* _Stated exercise_: Copy out every line exactly as given.

* _Data for this exercise_:
* * * * *
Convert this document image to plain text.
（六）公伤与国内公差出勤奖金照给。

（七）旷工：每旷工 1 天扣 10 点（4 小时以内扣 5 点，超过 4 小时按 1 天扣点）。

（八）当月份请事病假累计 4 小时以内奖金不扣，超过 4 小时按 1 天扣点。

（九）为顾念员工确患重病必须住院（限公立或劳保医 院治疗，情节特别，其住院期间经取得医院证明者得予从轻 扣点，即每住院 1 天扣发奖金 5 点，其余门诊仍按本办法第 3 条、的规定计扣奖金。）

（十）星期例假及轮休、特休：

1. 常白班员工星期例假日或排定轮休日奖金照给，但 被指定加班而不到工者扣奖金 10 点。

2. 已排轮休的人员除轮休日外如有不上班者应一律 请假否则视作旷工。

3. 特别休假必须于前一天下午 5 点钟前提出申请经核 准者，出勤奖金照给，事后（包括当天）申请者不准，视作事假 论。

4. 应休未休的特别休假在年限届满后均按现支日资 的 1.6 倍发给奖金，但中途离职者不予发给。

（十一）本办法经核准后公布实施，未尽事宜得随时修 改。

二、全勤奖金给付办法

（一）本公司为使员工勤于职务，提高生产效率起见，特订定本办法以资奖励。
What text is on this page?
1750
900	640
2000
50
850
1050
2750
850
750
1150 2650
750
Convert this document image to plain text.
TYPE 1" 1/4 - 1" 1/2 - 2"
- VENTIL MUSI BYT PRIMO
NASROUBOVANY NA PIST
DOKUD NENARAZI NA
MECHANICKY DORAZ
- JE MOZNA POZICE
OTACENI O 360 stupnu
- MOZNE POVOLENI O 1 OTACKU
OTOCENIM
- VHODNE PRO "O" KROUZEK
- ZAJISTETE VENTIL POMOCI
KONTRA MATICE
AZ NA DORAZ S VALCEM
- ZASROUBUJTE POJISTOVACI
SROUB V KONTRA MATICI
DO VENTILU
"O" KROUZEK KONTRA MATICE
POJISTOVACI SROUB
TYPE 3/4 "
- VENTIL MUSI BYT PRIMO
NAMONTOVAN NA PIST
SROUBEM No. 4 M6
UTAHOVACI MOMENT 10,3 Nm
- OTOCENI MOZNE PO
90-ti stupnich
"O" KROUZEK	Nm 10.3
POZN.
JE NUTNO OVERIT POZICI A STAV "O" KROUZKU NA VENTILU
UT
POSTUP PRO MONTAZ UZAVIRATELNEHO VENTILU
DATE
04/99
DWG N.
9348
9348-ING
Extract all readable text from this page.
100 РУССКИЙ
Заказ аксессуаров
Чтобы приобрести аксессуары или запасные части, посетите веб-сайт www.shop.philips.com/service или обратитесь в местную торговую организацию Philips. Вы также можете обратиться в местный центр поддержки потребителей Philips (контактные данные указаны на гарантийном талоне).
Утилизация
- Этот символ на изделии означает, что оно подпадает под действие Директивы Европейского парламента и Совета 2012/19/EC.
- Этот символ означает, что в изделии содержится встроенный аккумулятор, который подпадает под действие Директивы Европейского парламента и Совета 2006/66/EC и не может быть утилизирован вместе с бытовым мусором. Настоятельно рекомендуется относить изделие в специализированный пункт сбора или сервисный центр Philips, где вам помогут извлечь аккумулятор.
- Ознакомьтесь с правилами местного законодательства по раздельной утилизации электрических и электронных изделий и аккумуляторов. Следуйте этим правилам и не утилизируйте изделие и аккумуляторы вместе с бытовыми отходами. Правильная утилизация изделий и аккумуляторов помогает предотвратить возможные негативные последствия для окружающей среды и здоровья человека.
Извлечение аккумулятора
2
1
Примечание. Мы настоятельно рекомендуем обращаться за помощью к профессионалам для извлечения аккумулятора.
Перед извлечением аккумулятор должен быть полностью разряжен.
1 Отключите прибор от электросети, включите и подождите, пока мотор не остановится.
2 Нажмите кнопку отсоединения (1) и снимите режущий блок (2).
* * * * *
* _Exercise answer_:
Convert this document image to plain text.
（六）公伤与国内公差出勤奖金照给。

（七）旷工：每旷工 1 天扣 10 点（4 小时以内扣 5 点，超过 4 小时按 1 天扣点）。

（八）当月份请事病假累计 4 小时以内奖金不扣，超过 4 小时按 1 天扣点。

（九）为顾念员工确患重病必须住院（限公立或劳保医 院治疗，情节特别，其住院期间经取得医院证明者得予从轻 扣点，即每住院 1 天扣发奖金 5 点，其余门诊仍按本办法第 3 条、的规定计扣奖金。）

（十）星期例假及轮休、特休：

1. 常白班员工星期例假日或排定轮休日奖金照给，但 被指定加班而不到工者扣奖金 10 点。

2. 已排轮休的人员除轮休日外如有不上班者应一律 请假否则视作旷工。

3. 特别休假必须于前一天下午 5 点钟前提出申请经核 准者，出勤奖金照给，事后（包括当天）申请者不准，视作事假 论。

4. 应休未休的特别休假在年限届满后均按现支日资 的 1.6 倍发给奖金，但中途离职者不予发给。

（十一）本办法经核准后公布实施，未尽事宜得随时修 改。

二、全勤奖金给付办法

（一）本公司为使员工勤于职务，提高生产效率起见，特订定本办法以资奖励。
What text is on this page?
1750
900	640
2000
50
850
1050
2750
850
750
1150 2650
750
Convert this document image to plain text.
TYPE 1" 1/4 - 1" 1/2 - 2"
- VENTIL MUSI BYT PRIMO
NASROUBOVANY NA PIST
DOKUD NENARAZI NA
MECHANICKY DORAZ
- JE MOZNA POZICE
OTACENI O 360 stupnu
- MOZNE POVOLENI O 1 OTACKU
OTOCENIM
- VHODNE PRO "O" KROUZEK
- ZAJISTETE VENTIL POMOCI
KONTRA MATICE
AZ NA DORAZ S VALCEM
- ZASROUBUJTE POJISTOVACI
SROUB V KONTRA MATICI
DO VENTILU
"O" KROUZEK KONTRA MATICE
POJISTOVACI SROUB
TYPE 3/4 "
- VENTIL MUSI BYT PRIMO
NAMONTOVAN NA PIST
SROUBEM No. 4 M6
UTAHOVACI MOMENT 10,3 Nm
- OTOCENI MOZNE PO
90-ti stupnich
"O" KROUZEK	Nm 10.3
POZN.
JE NUTNO OVERIT POZICI A STAV "O" KROUZKU NA VENTILU
UT
POSTUP PRO MONTAZ UZAVIRATELNEHO VENTILU
DATE
04/99
DWG N.
9348
9348-ING
Extract all readable text from this page.
100 РУССКИЙ
Заказ аксессуаров
Чтобы приобрести аксессуары или запасные части, посетите веб-сайт www.shop.philips.com/service или обратитесь в местную торговую организацию Philips. Вы также можете обратиться в местный центр поддержки потребителей Philips (контактные данные указаны на гарантийном талоне).
Утилизация
- Этот символ на изделии означает, что оно подпадает под действие Директивы Европейского парламента и Совета 2012/19/EC.
- Этот символ означает, что в изделии содержится встроенный аккумулятор, который подпадает под действие Директивы Европейского парламента и Совета 2006/66/EC и не может быть утилизирован вместе с бытовым мусором. Настоятельно рекомендуется относить изделие в специализированный пункт сбора или сервисный центр Philips, где вам помогут извлечь аккумулятор.
- Ознакомьтесь с правилами местного законодательства по раздельной утилизации электрических и электронных изделий и аккумуляторов. Следуйте этим правилам и не утилизируйте изделие и аккумуляторы вместе с бытовыми отходами. Правильная утилизация изделий и аккумуляторов помогает предотвратить возможные негативные последствия для окружающей среды и здоровья человека.
Извлечение аккумулятора
2
1
Примечание. Мы настоятельно рекомендуем обращаться за помощью к профессионалам для извлечения аккумулятора.
Перед извлечением аккумулятор должен быть полностью разряжен.
1 Отключите прибор от электросети, включите и подождите, пока мотор не остановится.
2 Нажмите кнопку отсоединения (1) и снимите режущий блок (2).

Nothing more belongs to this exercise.